## PROVIDED RECORDS:
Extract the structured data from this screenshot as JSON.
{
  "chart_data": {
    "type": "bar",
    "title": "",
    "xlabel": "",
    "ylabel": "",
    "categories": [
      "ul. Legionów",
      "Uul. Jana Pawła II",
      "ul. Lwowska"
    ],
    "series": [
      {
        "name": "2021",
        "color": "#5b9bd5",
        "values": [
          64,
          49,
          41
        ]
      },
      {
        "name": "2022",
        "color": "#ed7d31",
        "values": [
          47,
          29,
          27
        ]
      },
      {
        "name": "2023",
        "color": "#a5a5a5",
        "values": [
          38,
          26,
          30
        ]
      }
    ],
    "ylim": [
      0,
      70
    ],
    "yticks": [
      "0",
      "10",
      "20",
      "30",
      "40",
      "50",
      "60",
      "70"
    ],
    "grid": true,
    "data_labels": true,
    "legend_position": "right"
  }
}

## STATED PROBLEM:
Make an exact copy of the material above.

## TASK RESPONSE:
Extract the structured data from this screenshot as JSON.
{
  "chart_data": {
    "type": "bar",
    "title": "",
    "xlabel": "",
    "ylabel": "",
    "categories": [
      "ul. Legionów",
      "Uul. Jana Pawła II",
      "ul. Lwowska"
    ],
    "series": [
      {
        "name": "2021",
        "color": "#5b9bd5",
        "values": [
          64,
          49,
          41
        ]
      },
      {
        "name": "2022",
        "color": "#ed7d31",
        "values": [
          47,
          29,
          27
        ]
      },
      {
        "name": "2023",
        "color": "#a5a5a5",
        "values": [
          38,
          26,
          30
        ]
      }
    ],
    "ylim": [
      0,
      70
    ],
    "yticks": [
      "0",
      "10",
      "20",
      "30",
      "40",
      "50",
      "60",
      "70"
    ],
    "grid": true,
    "data_labels": true,
    "legend_position": "right"
  }
}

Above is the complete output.